## Document passage

I was very impressed with the elegant, simple design and user friendliness of this high-end snowshoe. Its step-in binding, larger surface area, and long toothy crampons make it a good performer in most situations. But in spite of their simplicity, the Tubbs Elevation snowshoes are not lightweight.
- Step-in binding positions and secures feet
- Easy on/off
- Very smooth and durable pivot system
- Anodized 7075-T7 aluminum alloy frame is strong and lightweight
- More surface area and floatation than average for a 25-inch snowshoe
- Stainless steel crampons with long jagged teeth
- Cleverly designed, solidly built, and very durable
What’s not so Good
- Lacks a pivot stop to limit rotation
|2004-05 Elevation 25|
|8 in wide x 25 in long (20 cm x 64 cm)|
|Measured surface area 205 in2 (1323 cm2), manufacturer specification 188 in2 (1213 cm2)|
|7075-T7 series aluminum alloy tubing, 5/8 in (16 mm) diameter|
|ArcTec (a proprietary plastic material)|
|Nexus step-in binding; left and right foot specific|
|Stainless steel with jagged teeth, toe and heel|
|Measured weight 4.19 lb (1.9 kg); manufacturer specification 3.93 pounds (1.78 kg)|
|120 to 200 pounds (54 to 91 kg)|
The first thing I noticed on the Tubbs Elevation is the Nexus step-in binding, which is left and right foot specific. It works like a clamshell; you simply put your foot in the gap, connect a clip on the top, and pull one webbing strap to secure it. The binding holds the adjustment. I did not have any problems with the top webbing strap icing up and interfering with tightening or loosening. The heel strap is a tried and true hook-and-hole type. The binding effectively secured my feet to the snowshoe with uniform pressure, and kept my feet aligned for tracking in a variety of conditions. Of all the snowshoes we reviewed, the Nexus binding on the Elevation is the easiest to attach and release. It is also remarkably simple and lightweight. One nitpick is that the heel strap lacked enough holes to accommodate smaller boots, but there is a women’s model available with smaller bindings.

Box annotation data
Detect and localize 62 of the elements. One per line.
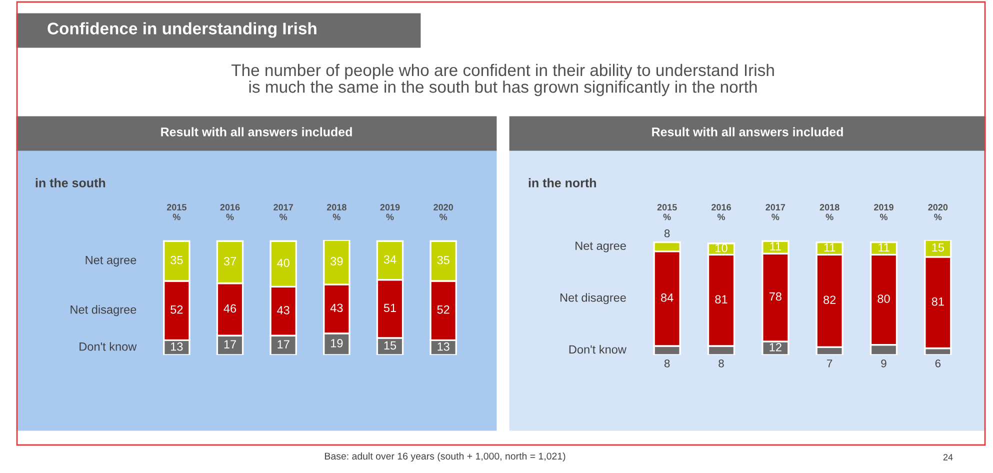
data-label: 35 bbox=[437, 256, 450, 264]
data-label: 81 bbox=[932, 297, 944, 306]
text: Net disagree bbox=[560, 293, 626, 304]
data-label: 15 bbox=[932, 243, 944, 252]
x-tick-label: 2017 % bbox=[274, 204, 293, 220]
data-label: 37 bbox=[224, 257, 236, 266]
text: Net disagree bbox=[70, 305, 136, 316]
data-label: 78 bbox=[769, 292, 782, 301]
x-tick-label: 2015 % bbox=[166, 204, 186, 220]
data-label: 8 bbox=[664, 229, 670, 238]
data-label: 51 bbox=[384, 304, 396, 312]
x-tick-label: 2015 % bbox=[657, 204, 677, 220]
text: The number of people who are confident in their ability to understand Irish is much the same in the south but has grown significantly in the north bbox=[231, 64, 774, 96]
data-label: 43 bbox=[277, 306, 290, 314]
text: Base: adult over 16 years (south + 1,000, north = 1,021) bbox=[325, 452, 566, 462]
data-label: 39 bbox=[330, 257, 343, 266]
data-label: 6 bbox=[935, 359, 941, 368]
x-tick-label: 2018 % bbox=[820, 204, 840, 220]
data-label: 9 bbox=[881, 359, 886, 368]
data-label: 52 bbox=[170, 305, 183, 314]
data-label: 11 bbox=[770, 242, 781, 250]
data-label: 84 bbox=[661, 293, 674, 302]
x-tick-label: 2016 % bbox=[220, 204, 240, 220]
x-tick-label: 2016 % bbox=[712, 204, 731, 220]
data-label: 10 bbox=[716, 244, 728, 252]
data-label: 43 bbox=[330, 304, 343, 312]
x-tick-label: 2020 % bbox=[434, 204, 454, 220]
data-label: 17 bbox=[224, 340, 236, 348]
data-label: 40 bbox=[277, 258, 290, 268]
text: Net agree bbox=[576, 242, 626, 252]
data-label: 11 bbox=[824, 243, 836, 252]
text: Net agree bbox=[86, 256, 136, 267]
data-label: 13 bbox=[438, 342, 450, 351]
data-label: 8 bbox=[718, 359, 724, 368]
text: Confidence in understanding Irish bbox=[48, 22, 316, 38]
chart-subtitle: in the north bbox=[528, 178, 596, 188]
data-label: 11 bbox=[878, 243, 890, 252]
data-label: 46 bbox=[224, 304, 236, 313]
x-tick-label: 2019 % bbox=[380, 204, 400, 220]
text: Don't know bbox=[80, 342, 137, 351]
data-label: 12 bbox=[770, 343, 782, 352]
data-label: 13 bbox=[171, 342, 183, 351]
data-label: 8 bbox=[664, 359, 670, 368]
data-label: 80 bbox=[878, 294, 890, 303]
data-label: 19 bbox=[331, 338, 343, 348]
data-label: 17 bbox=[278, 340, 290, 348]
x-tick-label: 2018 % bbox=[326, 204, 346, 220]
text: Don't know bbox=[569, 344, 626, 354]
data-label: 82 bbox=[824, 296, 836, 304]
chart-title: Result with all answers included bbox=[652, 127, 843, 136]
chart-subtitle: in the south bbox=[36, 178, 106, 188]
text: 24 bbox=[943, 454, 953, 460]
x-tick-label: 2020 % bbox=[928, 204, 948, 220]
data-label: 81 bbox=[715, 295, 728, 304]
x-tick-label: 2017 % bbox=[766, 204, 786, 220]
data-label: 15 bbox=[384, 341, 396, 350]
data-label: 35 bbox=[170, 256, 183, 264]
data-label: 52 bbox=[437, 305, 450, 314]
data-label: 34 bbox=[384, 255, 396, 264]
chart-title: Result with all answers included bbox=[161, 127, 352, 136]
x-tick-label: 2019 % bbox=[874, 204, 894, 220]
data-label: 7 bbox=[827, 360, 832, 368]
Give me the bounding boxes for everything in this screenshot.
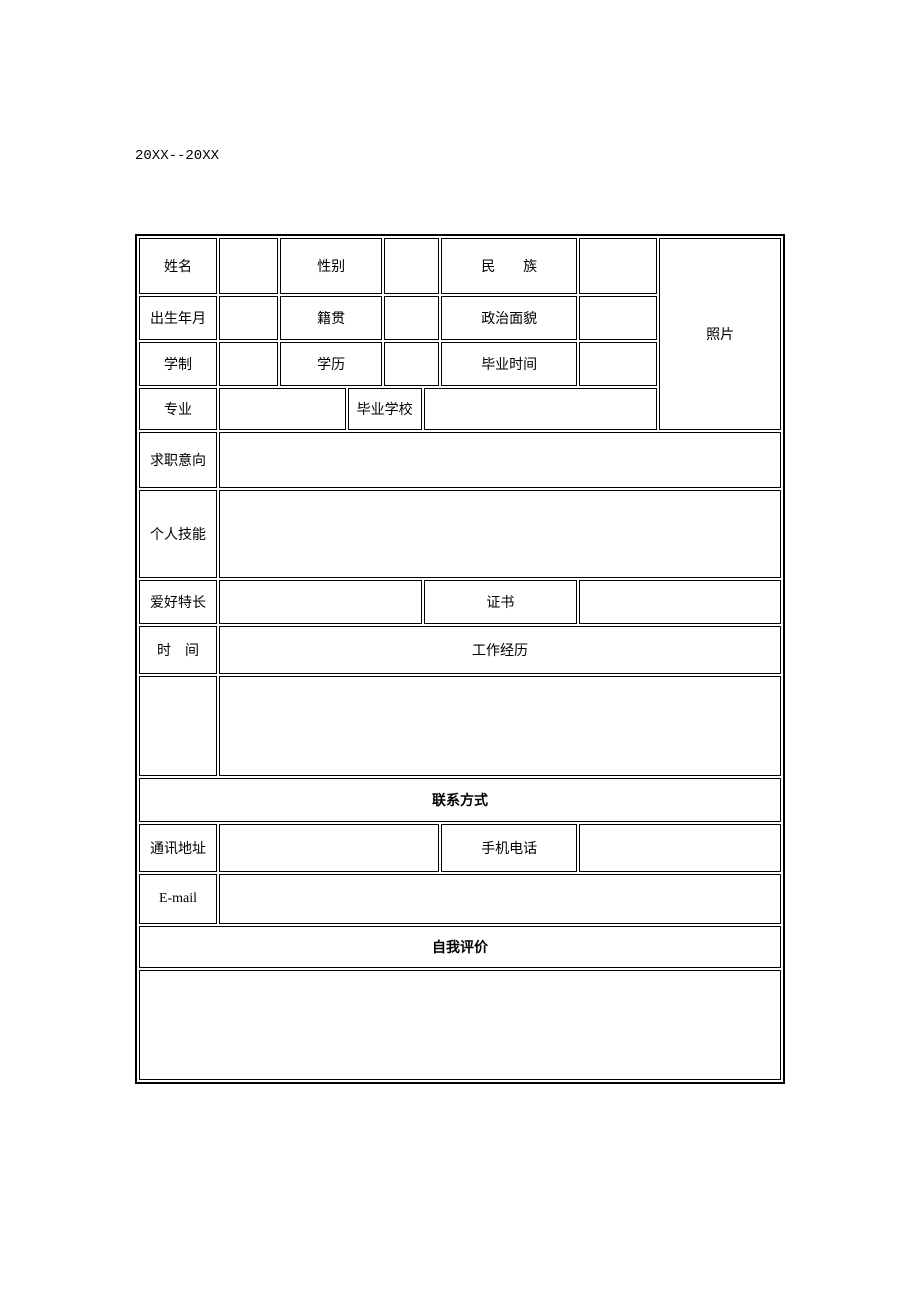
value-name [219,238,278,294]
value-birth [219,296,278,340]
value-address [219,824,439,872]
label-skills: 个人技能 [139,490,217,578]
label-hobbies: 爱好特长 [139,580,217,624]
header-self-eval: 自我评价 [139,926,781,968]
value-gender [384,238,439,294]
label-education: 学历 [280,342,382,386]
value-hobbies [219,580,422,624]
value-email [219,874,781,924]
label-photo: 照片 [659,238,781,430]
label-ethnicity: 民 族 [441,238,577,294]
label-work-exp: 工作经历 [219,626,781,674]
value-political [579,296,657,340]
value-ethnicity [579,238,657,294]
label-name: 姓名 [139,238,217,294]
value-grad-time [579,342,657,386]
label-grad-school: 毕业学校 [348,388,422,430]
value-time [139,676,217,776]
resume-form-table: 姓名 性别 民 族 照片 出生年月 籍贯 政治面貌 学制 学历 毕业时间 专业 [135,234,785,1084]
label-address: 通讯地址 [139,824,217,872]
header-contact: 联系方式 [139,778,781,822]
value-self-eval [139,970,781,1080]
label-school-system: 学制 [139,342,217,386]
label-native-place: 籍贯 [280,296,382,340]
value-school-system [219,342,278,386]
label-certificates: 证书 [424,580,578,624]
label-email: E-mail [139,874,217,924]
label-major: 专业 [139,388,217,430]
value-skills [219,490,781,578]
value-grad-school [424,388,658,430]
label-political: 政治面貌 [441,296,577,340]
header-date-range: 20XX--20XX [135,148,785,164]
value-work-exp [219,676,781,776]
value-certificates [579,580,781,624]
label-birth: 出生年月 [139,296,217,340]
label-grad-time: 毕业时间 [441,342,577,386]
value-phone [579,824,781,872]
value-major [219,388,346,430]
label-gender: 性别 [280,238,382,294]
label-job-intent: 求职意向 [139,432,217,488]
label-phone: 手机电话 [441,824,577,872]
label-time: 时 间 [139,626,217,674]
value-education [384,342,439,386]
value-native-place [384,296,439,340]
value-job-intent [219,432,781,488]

## Given exercise 1
In the snowshoe review, turn the paragraph that begins "The first thing I noticed on the Tubbs Elevation" into a short bulleted list that keeps its main facts.
## Given exercise 2
What did the snowshoe review measure as the weight of the Elevation 25?
## Given exercise 3
Continue the snowshoe review from its last sentence.

## Expected answer 1
- The Nexus step-in binding is made for either the left or the right foot.
- It works like a clamshell: put your foot in the gap, connect the top clip, and pull one webbing strap.
- The binding holds its adjustment, and the top strap did not ice up.
- The heel strap uses a hook-and-hole design.
- It held the feet with even pressure and kept them aligned for tracking in many conditions.
- Of all the snowshoes reviewed, it was the easiest to attach and release, and it is simple and light.
- The heel strap lacked enough holes for smaller boots, but a women's model with smaller bindings is available.

## Expected answer 2
4.19 lb (1.9 kg).

## Expected answer 3
Tubbs Elevation 25 bottom and top. The decking is a super tough plastic. The Elevation has a “western tail,” which is rounded rather than pointed. This design maximizes floatation and stability, while keeping the length shorter for better maneuverability.
The next thing I noticed is the frame and decking. The frame is 7075 T7 aluminum alloy (the best available), which enables a smaller tubing diameter to save weight. Its anodized finish is very durable. The ArcTec deck material is a super strong and pliable plastic that seems indestructible. It does not have an imbedded fabric and is claimed to be puncture and abrasion resistant to -40 °F. The deck on these snowshoes is very tight and looks great, but it is also thicker and heavier than the other snowshoes we tested, adding to the weight.
The Nexus binding on the Tubbs Elevation is a clamshell design. It’s easy to step in and secure, and positions your feet perfectly. Pictured are the outside (top left) and inside (top right) of the right snowshoe. The bottom photo shows how the binding positions the toe area.
The Elevation has stainless steel toe and heel crampons with long jagged teeth. They enabled me to climb a slope so steep that I was holding on with my hands so I didn’t fall over backwards. Walking downslope, the long crampons held on about a 40 degree slope (on firm snow), then as I leaned back (and unweighted the front crampons), the rear crampon was not enough to hold on and gravity took over sending me into a controlled slide on the smooth tails. In powdery snow conditions, the Elevations were great fun for “plunging” (sliding) down steep slopes. Side slope stability was average because the Elevation lacks any specific lateral crampons like the Atlas 10-Series or MSR Lightning Ascent.
The Tubbs Elevation has crampons like a great white shark – long and jagged. Each crampon has a piece of the decking material attached to the bottom to resist icing (left). Note the hinge-type pivot system, consisting of a steel rod that passes through a sleeve on the crampon.
The Elevation has a hinge type pivot system that will turn 360 degrees. There is no stop on it, so if you lift your foot high the snowshoe will point straight up. Basically, the system depends on your shuffling the snowshoes forward and dragging the tails. It provides good stability and freedom, but it requires more energy and makes it a little harder to step over logs, climb steep icy slopes where you need to kick in the front crampons, and back up in tight places.
The Elevation has a free hinge-type pivot system, which is very strong and gives lots of freedom, but does not align the snowshoe for you like a pivot strap does. Basically you shuffle forward, lifting the tips and dragging the tails. The vertical hang is definitely uncool when you’re jumping off a snowbank!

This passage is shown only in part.